Problem requirements
Images are not part of the copy; write out the rest of the data exactly as given.

:: Given entries

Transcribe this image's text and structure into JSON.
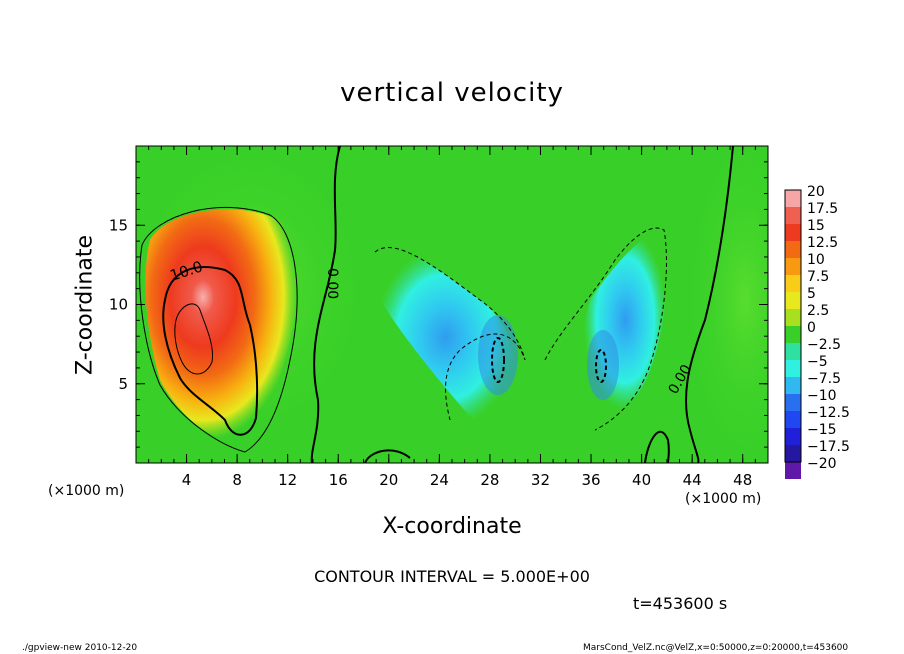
{
  "title": "vertical velocity",
  "xlabel": "X-coordinate",
  "ylabel": "Z-coordinate",
  "x_unit_left": "(×1000 m)",
  "x_unit_right": "(×1000 m)",
  "contour_interval_text": "CONTOUR INTERVAL = 5.000E+00",
  "time_text": "t=453600 s",
  "footer_left": "./gpview-new  2010-12-20",
  "footer_right": "MarsCond_VelZ.nc@VelZ,x=0:50000,z=0:20000,t=453600",
  "chart_data": {
    "type": "heatmap",
    "title": "vertical velocity",
    "xlabel": "X-coordinate",
    "ylabel": "Z-coordinate",
    "xlim": [
      0,
      50
    ],
    "ylim": [
      0,
      20
    ],
    "x_ticks": [
      4,
      8,
      12,
      16,
      20,
      24,
      28,
      32,
      36,
      40,
      44,
      48
    ],
    "y_ticks": [
      5,
      10,
      15
    ],
    "colorbar": {
      "levels": [
        20,
        17.5,
        15,
        12.5,
        10,
        7.5,
        5,
        2.5,
        0,
        -2.5,
        -5,
        -7.5,
        -10,
        -12.5,
        -15,
        -17.5,
        -20
      ],
      "labels": [
        "20",
        "17.5",
        "15",
        "12.5",
        "10",
        "7.5",
        "5",
        "2.5",
        "0",
        "−2.5",
        "−5",
        "−7.5",
        "−10",
        "−12.5",
        "−15",
        "−17.5",
        "−20"
      ],
      "colors": [
        "#f7a6a6",
        "#f06050",
        "#ee3a1e",
        "#f26a14",
        "#f89a10",
        "#f8cc18",
        "#e8e81e",
        "#a8e020",
        "#38d028",
        "#30e0a0",
        "#30f0e0",
        "#30b8f0",
        "#2870f0",
        "#2048f0",
        "#2020d8",
        "#2418a0",
        "#6018a8"
      ]
    },
    "contour_labels": [
      "10.0",
      "0.00",
      "0.00"
    ],
    "features": [
      {
        "kind": "updraft",
        "x_center": 4.5,
        "z_center": 8,
        "peak": 20
      },
      {
        "kind": "downdraft",
        "x_center": 29,
        "z_center": 7,
        "min": -8
      },
      {
        "kind": "downdraft",
        "x_center": 37,
        "z_center": 7,
        "min": -8
      }
    ]
  }
}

::::

Answer to the task
Transcribe this image's text and structure into JSON.
{
  "title": "vertical velocity",
  "xlabel": "X-coordinate",
  "ylabel": "Z-coordinate",
  "x_unit_left": "(×1000 m)",
  "x_unit_right": "(×1000 m)",
  "contour_interval_text": "CONTOUR INTERVAL = 5.000E+00",
  "time_text": "t=453600 s",
  "footer_left": "./gpview-new  2010-12-20",
  "footer_right": "MarsCond_VelZ.nc@VelZ,x=0:50000,z=0:20000,t=453600",
  "chart_data": {
    "type": "heatmap",
    "title": "vertical velocity",
    "xlabel": "X-coordinate",
    "ylabel": "Z-coordinate",
    "xlim": [
      0,
      50
    ],
    "ylim": [
      0,
      20
    ],
    "x_ticks": [
      4,
      8,
      12,
      16,
      20,
      24,
      28,
      32,
      36,
      40,
      44,
      48
    ],
    "y_ticks": [
      5,
      10,
      15
    ],
    "colorbar": {
      "levels": [
        20,
        17.5,
        15,
        12.5,
        10,
        7.5,
        5,
        2.5,
        0,
        -2.5,
        -5,
        -7.5,
        -10,
        -12.5,
        -15,
        -17.5,
        -20
      ],
      "labels": [
        "20",
        "17.5",
        "15",
        "12.5",
        "10",
        "7.5",
        "5",
        "2.5",
        "0",
        "−2.5",
        "−5",
        "−7.5",
        "−10",
        "−12.5",
        "−15",
        "−17.5",
        "−20"
      ],
      "colors": [
        "#f7a6a6",
        "#f06050",
        "#ee3a1e",
        "#f26a14",
        "#f89a10",
        "#f8cc18",
        "#e8e81e",
        "#a8e020",
        "#38d028",
        "#30e0a0",
        "#30f0e0",
        "#30b8f0",
        "#2870f0",
        "#2048f0",
        "#2020d8",
        "#2418a0",
        "#6018a8"
      ]
    },
    "contour_labels": [
      "10.0",
      "0.00",
      "0.00"
    ],
    "features": [
      {
        "kind": "updraft",
        "x_center": 4.5,
        "z_center": 8,
        "peak": 20
      },
      {
        "kind": "downdraft",
        "x_center": 29,
        "z_center": 7,
        "min": -8
      },
      {
        "kind": "downdraft",
        "x_center": 37,
        "z_center": 7,
        "min": -8
      }
    ]
  }
}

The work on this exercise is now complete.